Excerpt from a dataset
** Start **

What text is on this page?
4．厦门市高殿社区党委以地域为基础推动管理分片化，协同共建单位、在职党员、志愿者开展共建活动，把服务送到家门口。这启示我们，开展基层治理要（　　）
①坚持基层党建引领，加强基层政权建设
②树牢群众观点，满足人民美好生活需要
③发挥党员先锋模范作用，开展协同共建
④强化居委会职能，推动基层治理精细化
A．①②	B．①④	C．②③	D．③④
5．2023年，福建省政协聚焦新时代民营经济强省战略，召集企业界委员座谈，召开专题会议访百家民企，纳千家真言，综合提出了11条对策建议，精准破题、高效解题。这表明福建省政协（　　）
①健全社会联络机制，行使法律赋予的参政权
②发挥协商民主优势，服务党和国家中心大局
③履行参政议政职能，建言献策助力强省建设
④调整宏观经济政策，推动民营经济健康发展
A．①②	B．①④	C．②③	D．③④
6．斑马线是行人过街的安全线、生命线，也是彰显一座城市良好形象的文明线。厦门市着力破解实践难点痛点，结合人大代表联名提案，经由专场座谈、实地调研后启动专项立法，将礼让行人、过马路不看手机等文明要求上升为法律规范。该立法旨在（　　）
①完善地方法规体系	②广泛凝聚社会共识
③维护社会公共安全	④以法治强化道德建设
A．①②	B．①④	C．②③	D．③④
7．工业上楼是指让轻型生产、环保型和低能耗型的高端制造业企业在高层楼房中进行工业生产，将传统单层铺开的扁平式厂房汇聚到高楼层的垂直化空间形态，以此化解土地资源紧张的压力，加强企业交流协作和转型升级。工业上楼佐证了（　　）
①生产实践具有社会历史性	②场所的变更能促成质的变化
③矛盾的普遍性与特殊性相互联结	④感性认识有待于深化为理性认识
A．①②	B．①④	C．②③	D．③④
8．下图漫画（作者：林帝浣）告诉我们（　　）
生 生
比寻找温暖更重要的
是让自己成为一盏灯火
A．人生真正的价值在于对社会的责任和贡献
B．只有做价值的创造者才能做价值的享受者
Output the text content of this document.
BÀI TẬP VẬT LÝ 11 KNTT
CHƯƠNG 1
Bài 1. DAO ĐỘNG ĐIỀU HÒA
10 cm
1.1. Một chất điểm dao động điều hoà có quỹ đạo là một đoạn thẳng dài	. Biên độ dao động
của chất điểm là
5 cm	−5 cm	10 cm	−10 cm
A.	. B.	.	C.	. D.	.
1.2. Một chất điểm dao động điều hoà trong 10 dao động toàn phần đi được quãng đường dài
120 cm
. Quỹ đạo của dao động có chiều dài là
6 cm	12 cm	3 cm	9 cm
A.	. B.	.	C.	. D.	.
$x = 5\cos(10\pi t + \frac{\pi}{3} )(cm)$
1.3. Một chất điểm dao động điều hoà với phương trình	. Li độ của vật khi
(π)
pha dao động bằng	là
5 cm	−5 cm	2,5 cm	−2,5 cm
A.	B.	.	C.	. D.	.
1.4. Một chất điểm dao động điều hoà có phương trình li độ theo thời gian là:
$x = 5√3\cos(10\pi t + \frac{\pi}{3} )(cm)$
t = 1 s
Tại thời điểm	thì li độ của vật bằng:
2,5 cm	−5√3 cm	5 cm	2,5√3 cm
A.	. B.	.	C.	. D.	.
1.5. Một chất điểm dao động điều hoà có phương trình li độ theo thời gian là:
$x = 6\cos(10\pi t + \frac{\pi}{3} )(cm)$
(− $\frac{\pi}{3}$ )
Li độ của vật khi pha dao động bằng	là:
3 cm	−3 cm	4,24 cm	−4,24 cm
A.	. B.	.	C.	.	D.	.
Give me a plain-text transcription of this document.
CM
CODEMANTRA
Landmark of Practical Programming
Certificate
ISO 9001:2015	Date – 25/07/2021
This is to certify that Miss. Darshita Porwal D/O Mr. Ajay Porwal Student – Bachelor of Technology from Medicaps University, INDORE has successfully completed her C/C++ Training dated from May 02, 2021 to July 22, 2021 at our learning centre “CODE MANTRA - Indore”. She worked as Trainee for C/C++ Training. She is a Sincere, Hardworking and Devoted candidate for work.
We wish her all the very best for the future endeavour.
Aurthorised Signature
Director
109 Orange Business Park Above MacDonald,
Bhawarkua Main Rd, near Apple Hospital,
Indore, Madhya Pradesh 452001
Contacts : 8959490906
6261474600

** End **

# [WRITTEN PROBLEM]
Return solely the number of lines in the data that include the word "Indore".

# [TASK RESPONSE]
2